* Start EXTRACTED RECORDS *

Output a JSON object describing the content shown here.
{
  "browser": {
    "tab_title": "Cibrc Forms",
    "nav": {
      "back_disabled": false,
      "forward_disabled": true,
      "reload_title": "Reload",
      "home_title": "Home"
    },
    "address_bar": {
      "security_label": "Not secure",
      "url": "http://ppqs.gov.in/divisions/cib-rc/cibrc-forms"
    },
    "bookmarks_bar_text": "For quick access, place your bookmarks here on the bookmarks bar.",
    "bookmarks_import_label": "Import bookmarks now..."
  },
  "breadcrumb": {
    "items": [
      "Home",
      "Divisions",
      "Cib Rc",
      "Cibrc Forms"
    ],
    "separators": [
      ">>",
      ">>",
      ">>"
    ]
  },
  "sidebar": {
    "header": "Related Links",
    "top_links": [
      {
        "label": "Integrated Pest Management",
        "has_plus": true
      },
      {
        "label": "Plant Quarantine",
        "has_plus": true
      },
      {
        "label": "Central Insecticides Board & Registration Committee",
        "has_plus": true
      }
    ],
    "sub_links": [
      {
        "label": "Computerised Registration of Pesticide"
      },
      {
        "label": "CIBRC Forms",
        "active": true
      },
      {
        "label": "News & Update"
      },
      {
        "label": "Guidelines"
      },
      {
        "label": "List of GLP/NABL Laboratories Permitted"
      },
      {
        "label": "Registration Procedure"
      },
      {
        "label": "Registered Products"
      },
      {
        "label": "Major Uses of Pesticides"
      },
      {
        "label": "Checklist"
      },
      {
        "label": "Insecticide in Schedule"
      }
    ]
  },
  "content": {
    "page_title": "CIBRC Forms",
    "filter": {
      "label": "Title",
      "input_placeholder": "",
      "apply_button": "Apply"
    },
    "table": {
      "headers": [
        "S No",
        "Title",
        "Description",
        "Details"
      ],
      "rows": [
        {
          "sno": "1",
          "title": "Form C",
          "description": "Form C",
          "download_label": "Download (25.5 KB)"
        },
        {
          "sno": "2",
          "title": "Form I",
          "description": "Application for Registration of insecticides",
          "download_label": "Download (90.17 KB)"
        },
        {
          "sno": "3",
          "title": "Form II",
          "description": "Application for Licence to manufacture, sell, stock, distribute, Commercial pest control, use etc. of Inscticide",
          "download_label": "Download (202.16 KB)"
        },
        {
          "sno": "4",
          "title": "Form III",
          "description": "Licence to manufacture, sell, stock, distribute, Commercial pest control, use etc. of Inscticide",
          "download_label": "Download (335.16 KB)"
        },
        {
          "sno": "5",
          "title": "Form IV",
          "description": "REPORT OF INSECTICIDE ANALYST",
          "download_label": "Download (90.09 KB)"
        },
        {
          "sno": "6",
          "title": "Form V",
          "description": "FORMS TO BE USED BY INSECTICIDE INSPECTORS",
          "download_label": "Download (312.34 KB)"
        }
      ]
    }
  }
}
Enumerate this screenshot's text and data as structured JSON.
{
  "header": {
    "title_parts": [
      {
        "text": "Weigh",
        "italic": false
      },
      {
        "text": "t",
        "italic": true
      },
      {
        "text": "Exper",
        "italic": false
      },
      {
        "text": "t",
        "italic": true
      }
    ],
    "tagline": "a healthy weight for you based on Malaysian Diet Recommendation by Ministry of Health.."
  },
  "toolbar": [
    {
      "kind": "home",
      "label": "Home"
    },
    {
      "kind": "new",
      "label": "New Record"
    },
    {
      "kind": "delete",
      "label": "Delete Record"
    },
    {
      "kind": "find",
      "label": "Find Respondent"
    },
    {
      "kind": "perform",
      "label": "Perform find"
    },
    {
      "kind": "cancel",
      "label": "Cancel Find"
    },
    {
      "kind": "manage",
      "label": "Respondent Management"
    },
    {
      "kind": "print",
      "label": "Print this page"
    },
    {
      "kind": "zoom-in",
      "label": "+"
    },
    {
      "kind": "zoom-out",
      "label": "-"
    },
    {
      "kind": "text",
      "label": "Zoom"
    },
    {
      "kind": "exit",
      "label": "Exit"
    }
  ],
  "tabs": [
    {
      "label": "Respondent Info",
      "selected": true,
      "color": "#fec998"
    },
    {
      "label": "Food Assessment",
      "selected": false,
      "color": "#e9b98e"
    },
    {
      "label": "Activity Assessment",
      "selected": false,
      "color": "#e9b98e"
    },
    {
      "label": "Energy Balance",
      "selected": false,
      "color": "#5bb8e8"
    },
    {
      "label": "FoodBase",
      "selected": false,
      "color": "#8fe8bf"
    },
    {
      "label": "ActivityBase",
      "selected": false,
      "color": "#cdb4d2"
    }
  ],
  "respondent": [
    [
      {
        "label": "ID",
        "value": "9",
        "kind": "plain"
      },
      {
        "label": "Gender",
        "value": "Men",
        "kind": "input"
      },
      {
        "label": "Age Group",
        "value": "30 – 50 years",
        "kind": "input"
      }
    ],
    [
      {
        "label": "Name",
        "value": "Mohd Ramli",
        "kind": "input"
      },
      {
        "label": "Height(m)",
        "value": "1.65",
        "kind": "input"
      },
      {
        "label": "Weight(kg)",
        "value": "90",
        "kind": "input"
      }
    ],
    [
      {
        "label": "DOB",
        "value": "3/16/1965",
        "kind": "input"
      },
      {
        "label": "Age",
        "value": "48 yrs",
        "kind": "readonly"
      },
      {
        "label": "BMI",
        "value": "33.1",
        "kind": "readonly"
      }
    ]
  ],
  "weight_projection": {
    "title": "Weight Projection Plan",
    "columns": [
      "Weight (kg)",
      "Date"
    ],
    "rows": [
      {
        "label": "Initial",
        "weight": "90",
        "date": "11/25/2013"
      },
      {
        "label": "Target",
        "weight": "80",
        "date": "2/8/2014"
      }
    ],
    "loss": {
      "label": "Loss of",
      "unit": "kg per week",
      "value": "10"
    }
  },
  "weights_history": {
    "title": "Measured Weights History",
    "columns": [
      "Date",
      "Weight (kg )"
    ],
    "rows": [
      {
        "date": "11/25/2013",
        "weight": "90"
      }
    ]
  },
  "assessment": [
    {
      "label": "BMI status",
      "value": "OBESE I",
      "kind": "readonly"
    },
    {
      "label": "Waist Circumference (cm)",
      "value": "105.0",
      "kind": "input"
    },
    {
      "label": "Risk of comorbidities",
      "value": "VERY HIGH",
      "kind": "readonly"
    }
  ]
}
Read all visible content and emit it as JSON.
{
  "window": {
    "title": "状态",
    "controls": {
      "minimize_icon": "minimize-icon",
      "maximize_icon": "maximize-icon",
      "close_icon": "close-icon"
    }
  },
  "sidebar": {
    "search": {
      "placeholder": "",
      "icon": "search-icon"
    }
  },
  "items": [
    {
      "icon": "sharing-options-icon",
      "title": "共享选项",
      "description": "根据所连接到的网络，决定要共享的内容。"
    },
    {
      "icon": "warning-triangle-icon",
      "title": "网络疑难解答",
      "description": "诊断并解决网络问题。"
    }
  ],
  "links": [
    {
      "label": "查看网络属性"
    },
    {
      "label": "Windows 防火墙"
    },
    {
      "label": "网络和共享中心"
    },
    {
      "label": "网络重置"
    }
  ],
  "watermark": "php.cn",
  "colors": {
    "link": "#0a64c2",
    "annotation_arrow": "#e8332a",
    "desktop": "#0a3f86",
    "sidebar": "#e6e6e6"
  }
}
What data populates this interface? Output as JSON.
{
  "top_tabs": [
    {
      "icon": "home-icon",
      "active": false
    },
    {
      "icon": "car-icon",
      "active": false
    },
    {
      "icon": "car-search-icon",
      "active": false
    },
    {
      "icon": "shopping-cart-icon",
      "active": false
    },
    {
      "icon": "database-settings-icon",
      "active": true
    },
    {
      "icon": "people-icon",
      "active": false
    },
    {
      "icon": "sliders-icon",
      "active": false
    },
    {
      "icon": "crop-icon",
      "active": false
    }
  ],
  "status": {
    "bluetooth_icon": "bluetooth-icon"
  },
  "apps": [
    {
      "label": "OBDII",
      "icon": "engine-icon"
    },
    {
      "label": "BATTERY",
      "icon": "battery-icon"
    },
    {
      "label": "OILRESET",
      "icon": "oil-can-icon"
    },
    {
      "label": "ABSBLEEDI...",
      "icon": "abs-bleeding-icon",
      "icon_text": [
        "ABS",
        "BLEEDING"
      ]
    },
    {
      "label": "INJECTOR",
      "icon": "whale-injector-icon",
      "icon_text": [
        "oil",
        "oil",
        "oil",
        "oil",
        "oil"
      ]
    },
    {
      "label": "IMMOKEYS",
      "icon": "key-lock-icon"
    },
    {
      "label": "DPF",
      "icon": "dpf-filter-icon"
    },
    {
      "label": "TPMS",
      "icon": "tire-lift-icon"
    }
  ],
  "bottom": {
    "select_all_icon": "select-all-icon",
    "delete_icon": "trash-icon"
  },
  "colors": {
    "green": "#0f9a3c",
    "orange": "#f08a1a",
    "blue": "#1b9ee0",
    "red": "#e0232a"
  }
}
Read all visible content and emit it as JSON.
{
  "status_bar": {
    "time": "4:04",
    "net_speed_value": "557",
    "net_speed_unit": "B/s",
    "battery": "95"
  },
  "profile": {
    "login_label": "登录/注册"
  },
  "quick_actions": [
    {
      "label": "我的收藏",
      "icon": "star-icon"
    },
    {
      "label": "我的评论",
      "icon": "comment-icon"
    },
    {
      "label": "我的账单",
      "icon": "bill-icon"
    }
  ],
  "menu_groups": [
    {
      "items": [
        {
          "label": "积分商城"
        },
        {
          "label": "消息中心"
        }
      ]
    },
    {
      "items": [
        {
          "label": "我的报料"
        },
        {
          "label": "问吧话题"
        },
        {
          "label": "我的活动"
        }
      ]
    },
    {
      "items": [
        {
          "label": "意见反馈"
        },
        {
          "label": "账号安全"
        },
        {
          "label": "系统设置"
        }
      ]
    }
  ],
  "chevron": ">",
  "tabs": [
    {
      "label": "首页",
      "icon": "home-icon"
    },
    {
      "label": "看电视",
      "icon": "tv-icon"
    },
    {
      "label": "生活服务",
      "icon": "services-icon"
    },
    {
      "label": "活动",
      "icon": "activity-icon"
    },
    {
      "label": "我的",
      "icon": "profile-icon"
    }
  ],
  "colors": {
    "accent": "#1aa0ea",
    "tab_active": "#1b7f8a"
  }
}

* End EXTRACTED RECORDS *

■ **PROBLEM**
Identify the lines above with the word "search". Copy them.

■ **CORRECT OUTPUT**
    "search": {
      "icon": "search-icon"
      "icon": "car-search-icon",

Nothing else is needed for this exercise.